__Source passage__
· · ·

Last September, Justice Simon Noel eased his bail conditions, ending
his phone monitoring, mail, curfew, in-and-outside home video
surveillance, and requirement that visitors need official approval. He
must still wear a GPS monitor, report in weekly, and travel unsupervised
only in the Ottawa area.

Two Hopeful Signs

In October, the Federal Court of Canada annulled Adil Charkaoui’s
security certificate, another bogusly targeted victim. Arrested but not
charged in 2003, he was kept under draconian house arrest for nearly two
years, then very restrictive bail conditions until February 20, 2009.
On March 24, 2010, he sued the federal government for $24.5 million in
damages to restore his lost reputation. The case against him was never
disclosed.

In December 2009, the Federal Court voided Hassan Almrei’s security
certificate, Justice Richard Mosley stating:

Having considered all the information and other evidence
presented to the Court, I am satisfied that Hassan Almrei has not
engaged in terrorism and is not and was not a member of an organization
that there are reasonable grounds to believe has, does or will engage in
terrorism. I find that there are no reasonable grounds to believe that
(he’s) a danger to the security of Canada (so) find the the certificate
is not reasonable and must be quashed.”

Final Comments

On April 1, the Ottawa Citizen’s Mohammed Adam headlined,
“Harkat terror case takes a serious hit,” saying:

“US report says his reputed al-Qaeda associate (Abu Zubaydah)
actually had no ties to the terrorist group.”

Writing in the Los Angeles Times on April 30, his co-counsel, Joseph
Margulies, assistant director of Northwestern School of Law’s Roderick
MacArthur Justice Center, detailed what he endured, appalling torture
from the time of his 2002 arrest in Pakistan – how America treats
alleged terrorists, inflicting enough pain to force confessions, then
saying they came voluntarily to convict.

The Bush administration called him a senior Al Qaeda figure, George
Bush saying he was one of their “top three leaders (and) chief of
operations.”

“First, they beat him. As authorized by the Justice Department and
confirmed by the Red Cross, they wrapped a collar around his neck and
smashed him over and over against a wall. They forced his body into a
tiny, pitch-dark box and left him for hours. They stripped him naked and
suspended him from hooks in the ceiling. They kept him awake for days.”

· · ·

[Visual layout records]

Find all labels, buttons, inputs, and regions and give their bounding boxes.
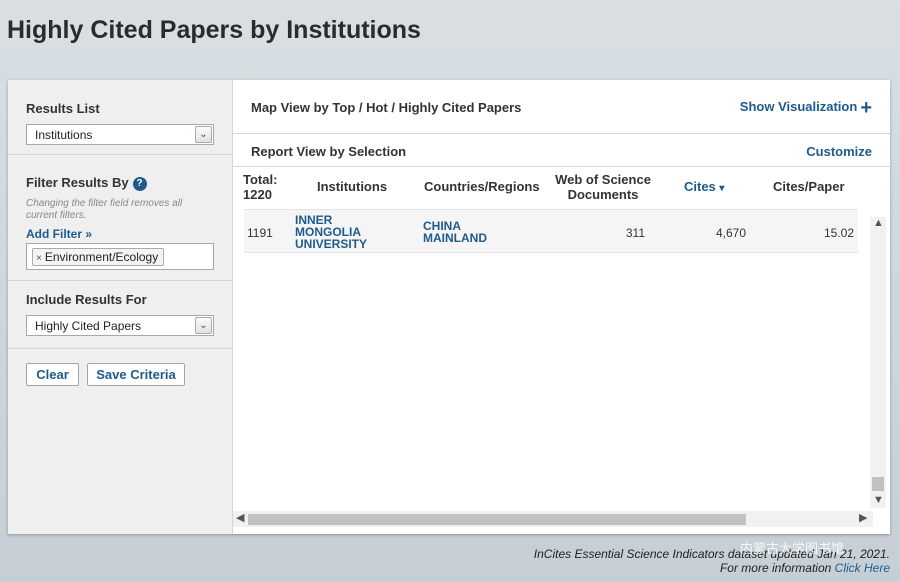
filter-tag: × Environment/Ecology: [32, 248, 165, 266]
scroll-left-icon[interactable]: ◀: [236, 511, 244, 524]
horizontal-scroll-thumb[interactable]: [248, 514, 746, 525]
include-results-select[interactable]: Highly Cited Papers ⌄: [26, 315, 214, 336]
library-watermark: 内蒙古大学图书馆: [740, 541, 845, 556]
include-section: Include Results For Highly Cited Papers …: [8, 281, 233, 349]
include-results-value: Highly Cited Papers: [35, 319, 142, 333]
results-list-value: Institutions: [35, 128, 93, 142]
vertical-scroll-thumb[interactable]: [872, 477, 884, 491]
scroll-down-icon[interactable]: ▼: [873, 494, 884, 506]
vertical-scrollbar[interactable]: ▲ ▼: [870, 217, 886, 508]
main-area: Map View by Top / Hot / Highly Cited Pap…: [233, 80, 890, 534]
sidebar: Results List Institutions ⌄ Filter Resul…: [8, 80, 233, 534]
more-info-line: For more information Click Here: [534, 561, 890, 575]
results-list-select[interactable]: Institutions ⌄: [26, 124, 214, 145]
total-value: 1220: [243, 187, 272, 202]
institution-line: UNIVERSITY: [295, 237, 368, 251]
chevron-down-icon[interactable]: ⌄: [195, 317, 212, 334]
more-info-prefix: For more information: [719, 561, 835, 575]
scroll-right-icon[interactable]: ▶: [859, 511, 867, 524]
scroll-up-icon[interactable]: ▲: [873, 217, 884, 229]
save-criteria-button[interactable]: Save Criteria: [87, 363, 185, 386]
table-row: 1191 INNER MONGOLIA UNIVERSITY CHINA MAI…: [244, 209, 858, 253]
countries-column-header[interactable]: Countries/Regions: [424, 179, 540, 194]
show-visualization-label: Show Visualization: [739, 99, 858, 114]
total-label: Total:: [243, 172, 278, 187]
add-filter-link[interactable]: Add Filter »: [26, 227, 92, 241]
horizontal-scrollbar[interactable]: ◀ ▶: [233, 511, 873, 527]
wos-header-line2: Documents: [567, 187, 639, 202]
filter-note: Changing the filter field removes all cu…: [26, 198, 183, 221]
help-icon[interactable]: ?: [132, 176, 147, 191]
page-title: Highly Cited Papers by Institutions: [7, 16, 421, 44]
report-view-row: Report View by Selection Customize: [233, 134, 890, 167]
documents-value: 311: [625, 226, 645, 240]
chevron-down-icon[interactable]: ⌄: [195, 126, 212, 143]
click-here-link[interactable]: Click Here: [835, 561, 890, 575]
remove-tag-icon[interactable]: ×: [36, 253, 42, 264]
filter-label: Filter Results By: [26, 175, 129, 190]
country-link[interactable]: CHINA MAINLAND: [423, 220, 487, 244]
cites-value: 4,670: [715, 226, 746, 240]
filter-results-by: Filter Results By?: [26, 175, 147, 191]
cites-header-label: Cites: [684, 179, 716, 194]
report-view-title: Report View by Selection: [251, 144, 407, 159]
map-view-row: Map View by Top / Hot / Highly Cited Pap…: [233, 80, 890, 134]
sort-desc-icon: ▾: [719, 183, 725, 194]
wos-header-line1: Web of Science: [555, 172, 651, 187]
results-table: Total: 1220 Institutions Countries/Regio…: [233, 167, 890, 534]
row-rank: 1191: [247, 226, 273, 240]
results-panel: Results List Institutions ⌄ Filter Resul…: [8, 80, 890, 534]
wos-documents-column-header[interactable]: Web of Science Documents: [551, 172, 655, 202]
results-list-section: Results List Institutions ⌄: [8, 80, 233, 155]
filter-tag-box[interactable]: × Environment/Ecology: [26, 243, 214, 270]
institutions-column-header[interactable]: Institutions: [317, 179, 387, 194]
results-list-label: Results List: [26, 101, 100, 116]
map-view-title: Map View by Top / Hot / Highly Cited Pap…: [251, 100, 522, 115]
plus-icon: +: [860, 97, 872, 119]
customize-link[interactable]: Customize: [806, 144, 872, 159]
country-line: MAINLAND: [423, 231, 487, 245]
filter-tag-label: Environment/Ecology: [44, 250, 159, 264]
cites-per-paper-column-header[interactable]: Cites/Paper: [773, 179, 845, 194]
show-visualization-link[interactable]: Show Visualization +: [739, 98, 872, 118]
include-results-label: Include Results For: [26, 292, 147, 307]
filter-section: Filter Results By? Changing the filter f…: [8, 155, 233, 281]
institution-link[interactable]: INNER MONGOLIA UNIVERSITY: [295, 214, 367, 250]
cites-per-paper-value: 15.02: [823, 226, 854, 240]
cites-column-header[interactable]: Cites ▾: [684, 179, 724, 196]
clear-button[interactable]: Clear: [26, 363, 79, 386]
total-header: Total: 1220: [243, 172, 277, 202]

· · ·

__Exercises to complete__
A. Echo the security certificates passage word for word, starting at the words "On April 1, the" and stopping after "voluntarily to convict.".
B. In the security certificates passage, how much did Adil Charkaoui sue the federal government for on March 24, 2010?

__Solutions below__
A.
On April 1, the Ottawa Citizen’s Mohammed Adam headlined,
“Harkat terror case takes a serious hit,” saying:

“US report says his reputed al-Qaeda associate (Abu Zubaydah)
actually had no ties to the terrorist group.”

Writing in the Los Angeles Times on April 30, his co-counsel, Joseph
Margulies, assistant director of Northwestern School of Law’s Roderick
MacArthur Justice Center, detailed what he endured, appalling torture
from the time of his 2002 arrest in Pakistan – how America treats
alleged terrorists, inflicting enough pain to force confessions, then
saying they came voluntarily to convict.

B. $24.5 million in damages.